───── Text shown ─────
Good day. Maybe a very stupid solution to my question. Lets say I have a multi-tenant app I create for the construction industry. So the app support different tenants. Business 1 buys the app using a monthly fee. Business 2 buys the app using a monthly fee. I give Business 1 one ADMIN person and the person will have the role of ADMIN. I limit the Users table in such a way that only ADMINs can register new users for their Business. I use a field that will register new users under Business 1. Let’s call the field “company” and set the value to Business 1. Every new User then gets registered with a field to identify which company.
Every business creates new projects in a Table called “projects”. I can create projects for different businesses in the same table. Same for Business 2.
So let’s say that for some reason the ADMIN person accidentally shares his details with a person that wants to cause damage. That person gets the credentials of the ADMIN person, creates his own version of the ADMIN app (he has the API Keys from decoding my app and can see my API calls) and starts creating users for different Businesses as he will have rights to register new Users in the table. OR another user with another role assigned are able to create projects in the projects table. His details get compromised by a malicious attacker and are now able to create projects for any business.
That ADMIN person has access now to the whole Users table and can then change the “company field” should he choose?
How can I secure this? Sorry if this is a stupid question. I am new to multi tenant apps.
Backendless Version (3.x / 6.x, Online / Managed / Pro )
Online
Client SDK (REST / Android / Objective-C / Swift / JS )
Console
Application ID
075F9883-1E98-6218-FFAC-FCEFBC95B000
Hello @Jack_Jenkins, welcome to our community!
One of the options is to prevent users with the “Admin” role from creating another users with the “Admin” role. For this purpose, I can suggest to use beforeCreate event handler.
For the “Projects” table, add beforeCreate/beforeUpdate handler too. It will check the updated row for a company and will check the request for the user’s company. If companies are not equal (user tries to change companyField column) - prevent the event by returning { short: true }
object from the event handler. (Read more about Stop Event Processing)
This will protect the data of other companies, their projects and users from attempts to replace their data. However, if someone gained access to the admin’s account, he will still be able to change the data that are determined by his permissions - for example, create new users or delete the current ones, but these actions will be strictly limited by the company that is assigned to this admin. He will not be able to change his company or someone else’s company, create a new admin or delete the current one.
───── Record extracts ─────
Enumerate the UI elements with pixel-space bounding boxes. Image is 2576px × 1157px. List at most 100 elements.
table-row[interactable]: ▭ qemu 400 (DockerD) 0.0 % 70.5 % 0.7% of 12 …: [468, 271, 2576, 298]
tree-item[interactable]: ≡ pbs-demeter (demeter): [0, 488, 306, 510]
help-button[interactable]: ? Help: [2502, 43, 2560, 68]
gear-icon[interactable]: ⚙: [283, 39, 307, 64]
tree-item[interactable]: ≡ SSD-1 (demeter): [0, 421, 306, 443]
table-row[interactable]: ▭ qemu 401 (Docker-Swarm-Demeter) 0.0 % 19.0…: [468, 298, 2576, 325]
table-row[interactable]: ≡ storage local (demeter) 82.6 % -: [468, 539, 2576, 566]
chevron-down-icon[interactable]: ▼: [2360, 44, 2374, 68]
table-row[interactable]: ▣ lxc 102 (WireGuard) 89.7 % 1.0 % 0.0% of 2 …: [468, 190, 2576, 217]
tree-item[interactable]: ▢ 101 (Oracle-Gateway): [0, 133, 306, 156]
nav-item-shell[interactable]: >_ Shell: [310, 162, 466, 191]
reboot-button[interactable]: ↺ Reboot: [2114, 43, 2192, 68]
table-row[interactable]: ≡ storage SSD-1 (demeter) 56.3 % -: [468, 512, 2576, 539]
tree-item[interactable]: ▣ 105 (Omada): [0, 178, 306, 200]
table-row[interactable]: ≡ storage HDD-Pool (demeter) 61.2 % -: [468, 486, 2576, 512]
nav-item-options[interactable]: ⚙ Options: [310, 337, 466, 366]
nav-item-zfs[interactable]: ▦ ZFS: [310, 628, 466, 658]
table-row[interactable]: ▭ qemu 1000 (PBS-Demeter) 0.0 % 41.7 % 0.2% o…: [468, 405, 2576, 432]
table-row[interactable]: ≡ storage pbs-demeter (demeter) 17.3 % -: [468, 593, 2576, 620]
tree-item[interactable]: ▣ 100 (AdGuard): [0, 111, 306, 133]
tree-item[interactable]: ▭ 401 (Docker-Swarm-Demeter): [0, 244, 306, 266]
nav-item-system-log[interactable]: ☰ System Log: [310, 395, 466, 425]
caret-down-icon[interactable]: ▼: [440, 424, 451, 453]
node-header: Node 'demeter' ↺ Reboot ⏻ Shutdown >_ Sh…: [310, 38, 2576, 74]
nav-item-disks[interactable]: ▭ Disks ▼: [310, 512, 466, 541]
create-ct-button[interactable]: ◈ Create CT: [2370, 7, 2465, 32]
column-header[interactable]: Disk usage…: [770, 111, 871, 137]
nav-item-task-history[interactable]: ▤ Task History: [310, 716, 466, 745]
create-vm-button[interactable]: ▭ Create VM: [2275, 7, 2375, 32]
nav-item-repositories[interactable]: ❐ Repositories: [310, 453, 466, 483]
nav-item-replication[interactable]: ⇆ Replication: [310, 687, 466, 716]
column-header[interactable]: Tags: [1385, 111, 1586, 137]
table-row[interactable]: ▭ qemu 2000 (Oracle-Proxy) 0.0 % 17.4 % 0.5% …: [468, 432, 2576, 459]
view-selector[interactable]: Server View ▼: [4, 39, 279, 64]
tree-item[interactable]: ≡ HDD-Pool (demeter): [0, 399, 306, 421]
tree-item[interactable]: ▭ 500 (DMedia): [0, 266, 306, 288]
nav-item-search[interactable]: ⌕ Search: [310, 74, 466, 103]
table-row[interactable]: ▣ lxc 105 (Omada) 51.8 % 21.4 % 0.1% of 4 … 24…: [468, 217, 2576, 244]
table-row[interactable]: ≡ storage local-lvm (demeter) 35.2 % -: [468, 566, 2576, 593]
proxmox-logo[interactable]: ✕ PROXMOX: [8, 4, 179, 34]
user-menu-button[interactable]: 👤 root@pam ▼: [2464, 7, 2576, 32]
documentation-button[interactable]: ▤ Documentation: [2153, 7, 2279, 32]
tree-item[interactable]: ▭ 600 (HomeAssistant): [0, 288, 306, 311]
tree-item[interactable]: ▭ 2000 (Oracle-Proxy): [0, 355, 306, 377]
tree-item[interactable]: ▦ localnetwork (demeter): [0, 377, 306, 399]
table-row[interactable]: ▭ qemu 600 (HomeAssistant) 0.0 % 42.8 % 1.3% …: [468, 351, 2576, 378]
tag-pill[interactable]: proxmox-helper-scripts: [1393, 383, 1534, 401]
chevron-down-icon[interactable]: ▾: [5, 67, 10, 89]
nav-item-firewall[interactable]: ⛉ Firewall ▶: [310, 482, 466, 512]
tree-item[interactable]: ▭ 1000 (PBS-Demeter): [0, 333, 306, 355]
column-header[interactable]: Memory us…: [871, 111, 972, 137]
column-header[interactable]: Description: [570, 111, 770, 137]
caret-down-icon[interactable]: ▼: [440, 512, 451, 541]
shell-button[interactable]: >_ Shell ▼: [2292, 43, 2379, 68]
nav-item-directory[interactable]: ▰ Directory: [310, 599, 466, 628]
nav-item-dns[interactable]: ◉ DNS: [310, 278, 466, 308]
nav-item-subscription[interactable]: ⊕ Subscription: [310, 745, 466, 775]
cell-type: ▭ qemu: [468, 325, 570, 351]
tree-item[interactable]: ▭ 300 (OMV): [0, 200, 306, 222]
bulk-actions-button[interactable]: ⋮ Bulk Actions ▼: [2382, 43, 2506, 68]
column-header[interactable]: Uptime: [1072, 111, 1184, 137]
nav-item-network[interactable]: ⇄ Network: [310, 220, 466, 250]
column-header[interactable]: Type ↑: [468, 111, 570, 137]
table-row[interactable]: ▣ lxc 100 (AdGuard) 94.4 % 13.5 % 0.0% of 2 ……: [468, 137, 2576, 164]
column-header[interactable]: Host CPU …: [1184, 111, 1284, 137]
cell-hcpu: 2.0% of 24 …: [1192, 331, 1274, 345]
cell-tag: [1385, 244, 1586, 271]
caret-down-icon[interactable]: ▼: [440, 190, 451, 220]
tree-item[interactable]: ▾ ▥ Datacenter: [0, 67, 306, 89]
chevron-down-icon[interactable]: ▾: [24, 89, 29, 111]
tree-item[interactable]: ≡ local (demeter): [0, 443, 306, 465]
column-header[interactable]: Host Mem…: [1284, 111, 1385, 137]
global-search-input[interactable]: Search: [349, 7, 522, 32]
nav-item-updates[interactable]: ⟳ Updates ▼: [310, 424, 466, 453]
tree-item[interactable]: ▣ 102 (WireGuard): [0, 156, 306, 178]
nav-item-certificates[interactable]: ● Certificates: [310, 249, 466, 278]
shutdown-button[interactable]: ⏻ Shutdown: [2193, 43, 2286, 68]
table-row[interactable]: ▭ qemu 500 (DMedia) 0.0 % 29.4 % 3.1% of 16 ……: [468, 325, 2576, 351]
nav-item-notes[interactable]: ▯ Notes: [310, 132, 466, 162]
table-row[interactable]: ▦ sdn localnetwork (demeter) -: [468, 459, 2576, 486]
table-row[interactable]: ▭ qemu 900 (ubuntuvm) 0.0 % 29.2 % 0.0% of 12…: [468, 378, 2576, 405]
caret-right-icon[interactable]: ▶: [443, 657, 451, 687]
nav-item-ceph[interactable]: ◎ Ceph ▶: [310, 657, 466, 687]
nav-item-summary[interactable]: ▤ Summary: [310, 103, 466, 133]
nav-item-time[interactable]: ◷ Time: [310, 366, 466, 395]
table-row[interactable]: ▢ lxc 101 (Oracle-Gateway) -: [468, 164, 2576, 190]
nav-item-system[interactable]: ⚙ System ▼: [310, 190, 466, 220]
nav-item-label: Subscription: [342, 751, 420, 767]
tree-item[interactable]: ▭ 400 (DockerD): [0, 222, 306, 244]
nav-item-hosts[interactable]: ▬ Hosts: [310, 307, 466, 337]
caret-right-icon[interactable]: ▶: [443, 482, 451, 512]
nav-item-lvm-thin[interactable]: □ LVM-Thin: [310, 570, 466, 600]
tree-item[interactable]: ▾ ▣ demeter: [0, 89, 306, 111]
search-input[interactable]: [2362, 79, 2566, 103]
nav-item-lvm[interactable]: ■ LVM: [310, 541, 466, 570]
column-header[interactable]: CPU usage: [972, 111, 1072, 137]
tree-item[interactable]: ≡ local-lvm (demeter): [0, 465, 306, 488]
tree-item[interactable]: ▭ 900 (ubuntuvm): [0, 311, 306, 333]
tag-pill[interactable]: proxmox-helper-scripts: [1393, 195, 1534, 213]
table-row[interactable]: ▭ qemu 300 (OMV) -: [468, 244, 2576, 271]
─────
* What you are asked to do *
Answer these questions about the multi-tenant app post:
1. What is the name of the field the poster uses to record which business a new user is registered under?
2. Which event handler is suggested for preventing users with the "Admin" role from creating other users with that role?
3. What object should the event handler return to prevent the event when the companies are not equal?

* Exercise solution *
1. The field is called "company."
2. The beforeCreate event handler is suggested.
3. It should return { short: true }.